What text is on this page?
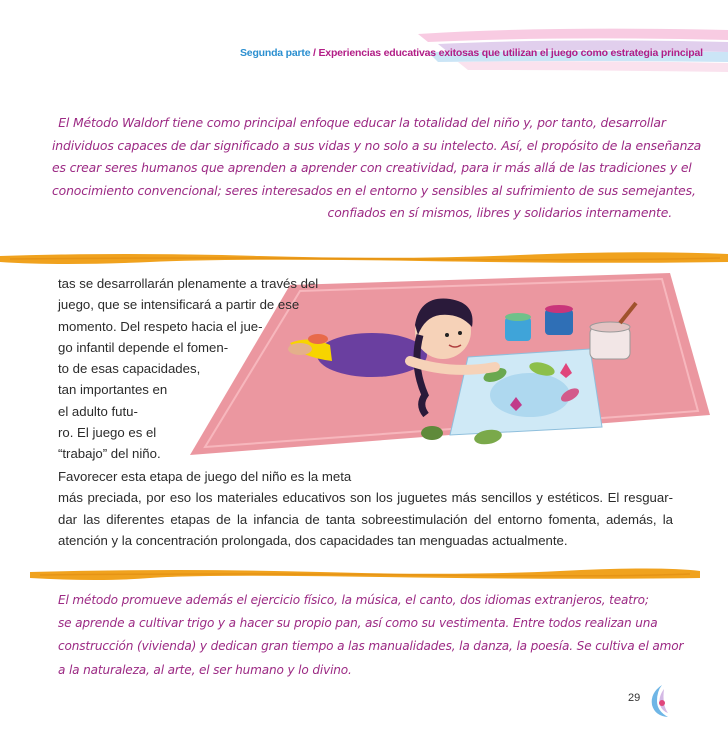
Segunda parte / Experiencias educativas exitosas que utilizan el juego como estrategia principal
El Método Waldorf tiene como principal enfoque educar la totalidad del niño y, por tanto, desarrollar
individuos capaces de dar significado a sus vidas y no solo a su intelecto. Así, el propósito de la enseñanza
es crear seres humanos que aprenden a aprender con creatividad, para ir más allá de las tradiciones y el
conocimiento convencional; seres interesados en el entorno y sensibles al sufrimiento de sus semejantes,
confiados en sí mismos, libres y solidarios internamente.
tas se desarrollarán plenamente a través del
juego, que se intensificará a partir de ese
momento. Del respeto hacia el jue-
go infantil depende el fomen-
to de esas capacidades,
tan importantes en
el adulto futu-
ro. El juego es el
“trabajo” del niño.
Favorecer esta etapa de juego del niño es la meta
más preciada, por eso los materiales educativos son los juguetes más sencillos y estéticos. El resguar-
dar las diferentes etapas de la infancia de tanta sobreestimulación del entorno fomenta, además, la
atención y la concentración prolongada, dos capacidades tan menguadas actualmente.
El método promueve además el ejercicio físico, la música, el canto, dos idiomas extranjeros, teatro;
se aprende a cultivar trigo y a hacer su propio pan, así como su vestimenta. Entre todos realizan una
construcción (vivienda) y dedican gran tiempo a las manualidades, la danza, la poesía. Se cultiva el amor
a la naturaleza, al arte, el ser humano y lo divino.
29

════════

# [Problem]
Where a line in the material above holds "seres", copy that line.

# [Complete output]
es crear seres humanos que aprenden a aprender con creatividad, para ir más allá de las tradiciones y el
conocimiento convencional; seres interesados en el entorno y sensibles al sufrimiento de sus semejantes,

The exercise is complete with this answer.